# [EXERCISE DETAILS]
Images are not part of the copy; write out the rest of the data exactly as given.

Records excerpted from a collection
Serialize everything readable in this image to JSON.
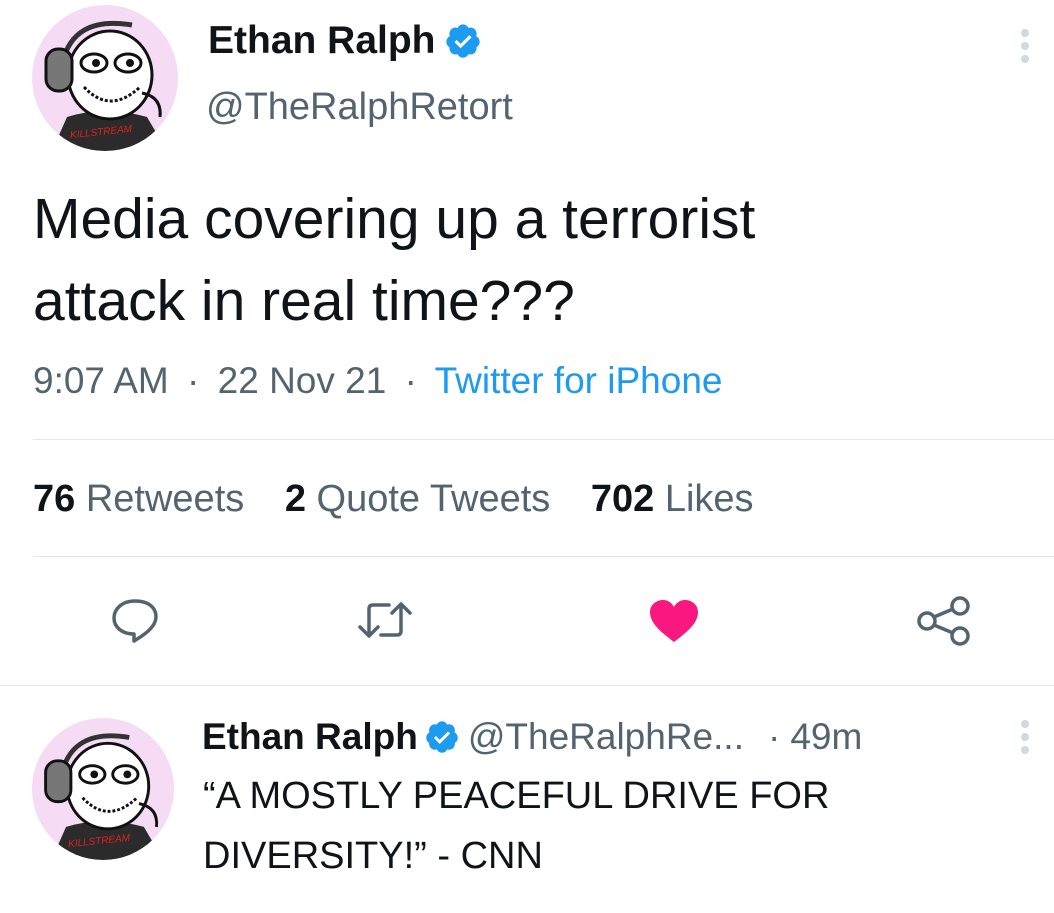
{
  "main_tweet": {
    "author_name": "Ethan Ralph",
    "author_handle": "@TheRalphRetort",
    "avatar_text": "KILLSTREAM",
    "text_line1": "Media covering up a terrorist",
    "text_line2": "attack in real time???",
    "time": "9:07 AM",
    "date": "22 Nov 21",
    "separator": "·",
    "source": "Twitter for iPhone",
    "retweets_count": "76",
    "retweets_label": "Retweets",
    "quotes_count": "2",
    "quotes_label": "Quote Tweets",
    "likes_count": "702",
    "likes_label": "Likes"
  },
  "reply_tweet": {
    "author_name": "Ethan Ralph",
    "author_handle": "@TheRalphRe...",
    "separator": "·",
    "age": "49m",
    "avatar_text": "KILLSTREAM",
    "text_line1": "“A MOSTLY PEACEFUL DRIVE FOR",
    "text_line2": "DIVERSITY!” - CNN"
  },
  "icons": {
    "verified": "verified-badge-icon",
    "reply": "reply-icon",
    "retweet": "retweet-icon",
    "like": "heart-icon",
    "share": "share-icon",
    "more": "more-vertical-icon"
  },
  "colors": {
    "verified": "#1d9bf0",
    "like_active": "#f91880",
    "secondary_text": "#536471",
    "link": "#1d9bf0"
  }
}
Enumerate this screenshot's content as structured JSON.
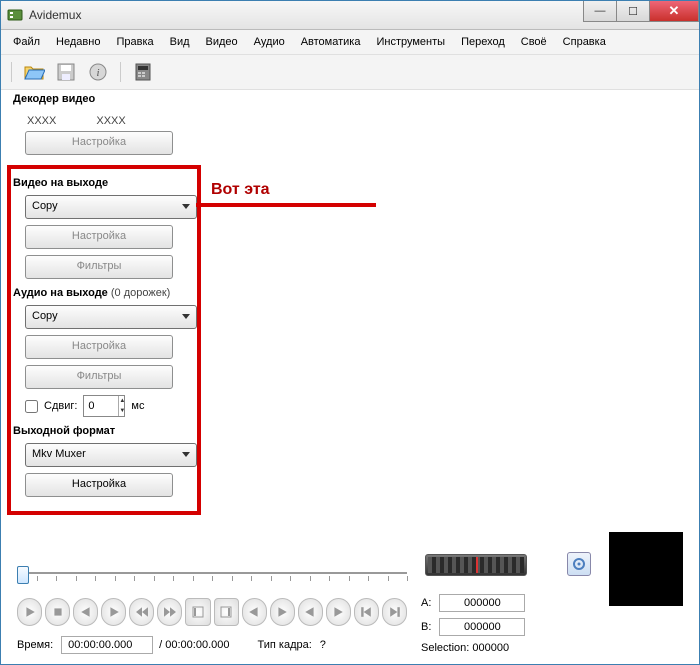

# [TASK RESPONSE]
Serialize everything readable in this image to JSON.
{
  "main_tweet": {
    "author_name": "Ethan Ralph",
    "author_handle": "@TheRalphRetort",
    "avatar_text": "KILLSTREAM",
    "text_line1": "Media covering up a terrorist",
    "text_line2": "attack in real time???",
    "time": "9:07 AM",
    "date": "22 Nov 21",
    "separator": "·",
    "source": "Twitter for iPhone",
    "retweets_count": "76",
    "retweets_label": "Retweets",
    "quotes_count": "2",
    "quotes_label": "Quote Tweets",
    "likes_count": "702",
    "likes_label": "Likes"
  },
  "reply_tweet": {
    "author_name": "Ethan Ralph",
    "author_handle": "@TheRalphRe...",
    "separator": "·",
    "age": "49m",
    "avatar_text": "KILLSTREAM",
    "text_line1": "“A MOSTLY PEACEFUL DRIVE FOR",
    "text_line2": "DIVERSITY!” - CNN"
  },
  "icons": {
    "verified": "verified-badge-icon",
    "reply": "reply-icon",
    "retweet": "retweet-icon",
    "like": "heart-icon",
    "share": "share-icon",
    "more": "more-vertical-icon"
  },
  "colors": {
    "verified": "#1d9bf0",
    "like_active": "#f91880",
    "secondary_text": "#536471",
    "link": "#1d9bf0"
  }
}
Enumerate this screenshot's content as structured JSON.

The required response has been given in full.